→ **Exercise prompt**
State how many lines of the data contain the word "фонда", and write nothing besides the number.

→ **Data entries**

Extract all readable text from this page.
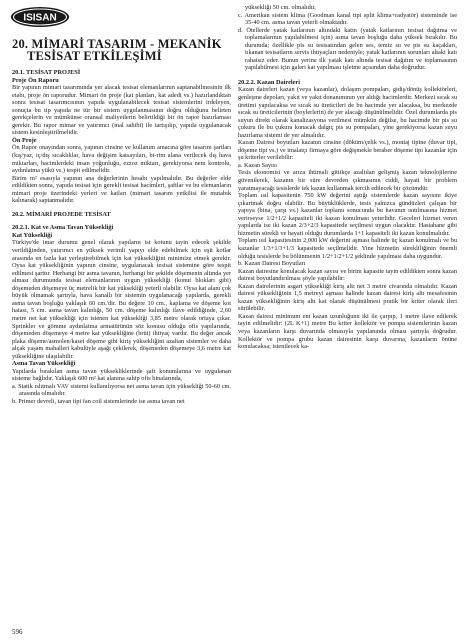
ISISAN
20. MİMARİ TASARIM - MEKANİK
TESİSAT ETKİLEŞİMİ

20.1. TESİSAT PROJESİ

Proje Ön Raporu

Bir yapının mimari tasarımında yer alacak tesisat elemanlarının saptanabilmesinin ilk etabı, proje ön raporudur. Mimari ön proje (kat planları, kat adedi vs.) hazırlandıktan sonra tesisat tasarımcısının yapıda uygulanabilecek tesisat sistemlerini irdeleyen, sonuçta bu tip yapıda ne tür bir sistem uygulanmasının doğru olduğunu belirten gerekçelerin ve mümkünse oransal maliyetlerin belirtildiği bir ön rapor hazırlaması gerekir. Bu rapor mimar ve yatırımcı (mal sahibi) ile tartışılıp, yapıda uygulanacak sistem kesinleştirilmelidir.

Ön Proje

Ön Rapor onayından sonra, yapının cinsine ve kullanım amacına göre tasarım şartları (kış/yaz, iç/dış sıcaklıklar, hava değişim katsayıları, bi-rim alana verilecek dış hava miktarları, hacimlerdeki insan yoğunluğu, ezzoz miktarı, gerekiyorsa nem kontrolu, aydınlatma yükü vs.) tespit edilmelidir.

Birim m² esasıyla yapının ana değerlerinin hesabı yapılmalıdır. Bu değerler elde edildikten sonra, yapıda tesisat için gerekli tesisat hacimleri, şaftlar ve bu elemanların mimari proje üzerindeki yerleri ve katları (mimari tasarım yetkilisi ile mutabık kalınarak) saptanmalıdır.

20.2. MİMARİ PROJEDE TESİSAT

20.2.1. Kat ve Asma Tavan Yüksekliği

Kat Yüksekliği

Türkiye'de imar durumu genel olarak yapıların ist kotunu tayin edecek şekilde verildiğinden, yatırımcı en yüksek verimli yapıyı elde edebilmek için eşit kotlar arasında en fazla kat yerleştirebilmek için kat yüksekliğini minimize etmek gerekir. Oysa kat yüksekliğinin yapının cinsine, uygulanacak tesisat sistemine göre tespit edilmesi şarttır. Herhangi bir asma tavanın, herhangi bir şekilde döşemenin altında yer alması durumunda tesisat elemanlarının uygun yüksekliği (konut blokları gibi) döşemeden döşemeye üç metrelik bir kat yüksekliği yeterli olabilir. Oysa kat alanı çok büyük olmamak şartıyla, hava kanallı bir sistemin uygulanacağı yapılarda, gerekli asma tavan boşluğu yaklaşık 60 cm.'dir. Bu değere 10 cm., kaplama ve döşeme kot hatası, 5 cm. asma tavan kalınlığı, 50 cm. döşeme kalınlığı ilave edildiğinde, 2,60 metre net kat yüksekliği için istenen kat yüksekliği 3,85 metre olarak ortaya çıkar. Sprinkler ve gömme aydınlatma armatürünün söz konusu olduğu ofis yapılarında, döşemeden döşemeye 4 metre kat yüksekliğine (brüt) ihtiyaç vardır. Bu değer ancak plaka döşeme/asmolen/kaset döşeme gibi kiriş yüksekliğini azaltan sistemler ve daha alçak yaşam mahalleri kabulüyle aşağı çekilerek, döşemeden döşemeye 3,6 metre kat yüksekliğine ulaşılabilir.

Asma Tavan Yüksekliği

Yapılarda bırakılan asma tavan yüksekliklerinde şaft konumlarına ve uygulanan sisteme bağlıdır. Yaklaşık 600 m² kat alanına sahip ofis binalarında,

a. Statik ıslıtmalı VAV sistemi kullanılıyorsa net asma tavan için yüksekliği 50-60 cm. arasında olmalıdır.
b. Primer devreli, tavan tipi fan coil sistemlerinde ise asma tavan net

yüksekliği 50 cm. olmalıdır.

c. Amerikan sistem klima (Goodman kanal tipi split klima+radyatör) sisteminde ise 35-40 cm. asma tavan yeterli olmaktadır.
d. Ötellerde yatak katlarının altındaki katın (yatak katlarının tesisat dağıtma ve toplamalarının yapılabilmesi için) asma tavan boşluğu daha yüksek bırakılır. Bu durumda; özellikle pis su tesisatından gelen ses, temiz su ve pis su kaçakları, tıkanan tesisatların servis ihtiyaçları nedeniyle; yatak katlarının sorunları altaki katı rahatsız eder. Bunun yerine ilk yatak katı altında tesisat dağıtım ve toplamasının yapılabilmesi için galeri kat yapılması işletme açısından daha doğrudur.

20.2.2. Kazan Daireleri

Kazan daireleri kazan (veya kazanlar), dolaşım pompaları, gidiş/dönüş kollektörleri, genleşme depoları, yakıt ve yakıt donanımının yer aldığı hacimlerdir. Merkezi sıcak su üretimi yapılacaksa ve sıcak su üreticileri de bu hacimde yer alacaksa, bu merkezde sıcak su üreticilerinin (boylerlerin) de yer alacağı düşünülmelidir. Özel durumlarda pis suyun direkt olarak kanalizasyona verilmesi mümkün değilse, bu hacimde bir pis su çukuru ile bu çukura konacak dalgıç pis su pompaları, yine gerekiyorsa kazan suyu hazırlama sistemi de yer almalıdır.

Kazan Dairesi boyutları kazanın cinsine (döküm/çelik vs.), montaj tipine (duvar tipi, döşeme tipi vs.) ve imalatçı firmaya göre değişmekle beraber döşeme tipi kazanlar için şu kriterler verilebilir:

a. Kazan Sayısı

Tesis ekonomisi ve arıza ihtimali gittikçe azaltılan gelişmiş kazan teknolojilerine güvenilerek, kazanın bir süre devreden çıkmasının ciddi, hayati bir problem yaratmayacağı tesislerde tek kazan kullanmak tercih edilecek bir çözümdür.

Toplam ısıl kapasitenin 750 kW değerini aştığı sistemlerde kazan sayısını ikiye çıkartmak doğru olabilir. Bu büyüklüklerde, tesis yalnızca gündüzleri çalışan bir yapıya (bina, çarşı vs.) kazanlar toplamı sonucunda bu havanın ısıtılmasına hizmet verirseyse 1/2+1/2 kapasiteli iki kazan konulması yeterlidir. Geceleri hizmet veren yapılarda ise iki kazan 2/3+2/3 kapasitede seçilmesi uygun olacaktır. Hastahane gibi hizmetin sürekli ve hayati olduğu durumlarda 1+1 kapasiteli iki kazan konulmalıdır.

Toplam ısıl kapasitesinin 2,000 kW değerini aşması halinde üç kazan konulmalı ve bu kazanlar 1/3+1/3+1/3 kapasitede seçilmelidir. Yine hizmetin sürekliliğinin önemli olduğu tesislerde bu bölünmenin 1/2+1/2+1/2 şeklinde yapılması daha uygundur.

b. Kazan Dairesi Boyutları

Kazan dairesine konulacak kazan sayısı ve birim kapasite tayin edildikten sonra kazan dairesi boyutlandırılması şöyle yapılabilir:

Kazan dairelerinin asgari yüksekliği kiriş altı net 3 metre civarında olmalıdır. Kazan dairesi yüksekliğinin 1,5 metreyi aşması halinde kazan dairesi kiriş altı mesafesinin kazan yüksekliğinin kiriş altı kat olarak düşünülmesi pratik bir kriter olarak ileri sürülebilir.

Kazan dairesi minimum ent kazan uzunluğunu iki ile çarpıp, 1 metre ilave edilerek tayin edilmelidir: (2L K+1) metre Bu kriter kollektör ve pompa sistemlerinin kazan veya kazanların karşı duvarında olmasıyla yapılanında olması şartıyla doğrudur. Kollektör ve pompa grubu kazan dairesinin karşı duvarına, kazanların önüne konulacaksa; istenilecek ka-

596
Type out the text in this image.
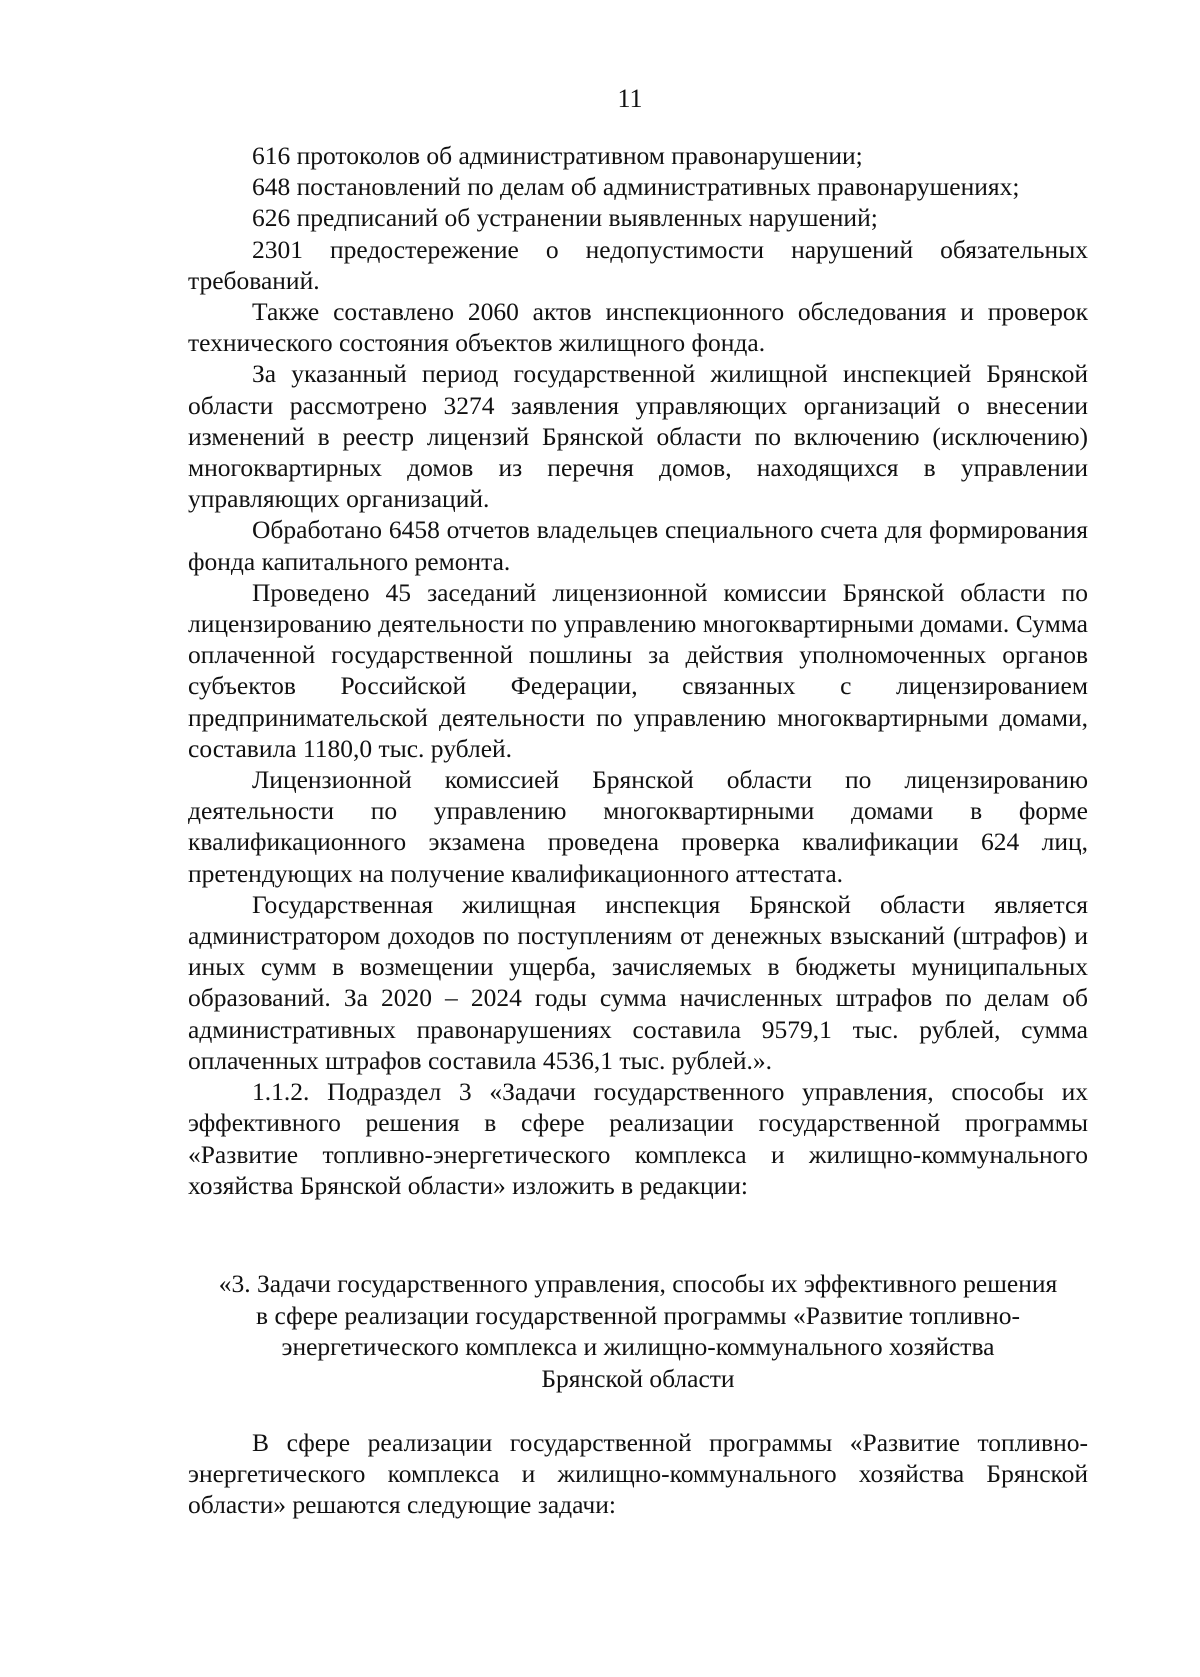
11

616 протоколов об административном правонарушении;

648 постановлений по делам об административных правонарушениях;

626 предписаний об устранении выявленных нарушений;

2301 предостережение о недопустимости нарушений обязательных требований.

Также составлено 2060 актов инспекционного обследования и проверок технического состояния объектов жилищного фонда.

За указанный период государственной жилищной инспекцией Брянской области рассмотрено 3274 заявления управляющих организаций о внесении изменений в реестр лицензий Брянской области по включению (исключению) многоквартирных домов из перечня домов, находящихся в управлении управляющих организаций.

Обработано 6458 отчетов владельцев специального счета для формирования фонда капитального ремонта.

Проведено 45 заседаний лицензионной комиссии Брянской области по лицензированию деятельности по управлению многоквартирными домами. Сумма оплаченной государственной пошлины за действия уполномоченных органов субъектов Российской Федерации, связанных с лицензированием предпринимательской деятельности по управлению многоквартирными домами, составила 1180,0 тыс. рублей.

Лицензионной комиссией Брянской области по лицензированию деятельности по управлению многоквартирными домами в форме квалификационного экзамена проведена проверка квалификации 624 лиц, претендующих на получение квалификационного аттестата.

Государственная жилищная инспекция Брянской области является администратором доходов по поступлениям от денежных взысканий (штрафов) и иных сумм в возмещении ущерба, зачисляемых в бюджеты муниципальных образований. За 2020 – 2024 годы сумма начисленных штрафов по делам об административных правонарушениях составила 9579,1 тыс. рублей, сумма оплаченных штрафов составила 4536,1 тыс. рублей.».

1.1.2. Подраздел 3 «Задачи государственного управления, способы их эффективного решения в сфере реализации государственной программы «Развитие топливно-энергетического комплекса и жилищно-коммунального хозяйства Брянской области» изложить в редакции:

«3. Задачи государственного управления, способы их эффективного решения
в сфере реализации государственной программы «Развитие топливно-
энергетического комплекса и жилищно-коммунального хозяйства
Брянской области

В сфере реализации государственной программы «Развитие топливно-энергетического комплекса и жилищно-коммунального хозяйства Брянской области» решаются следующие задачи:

→ **Output for this task**
2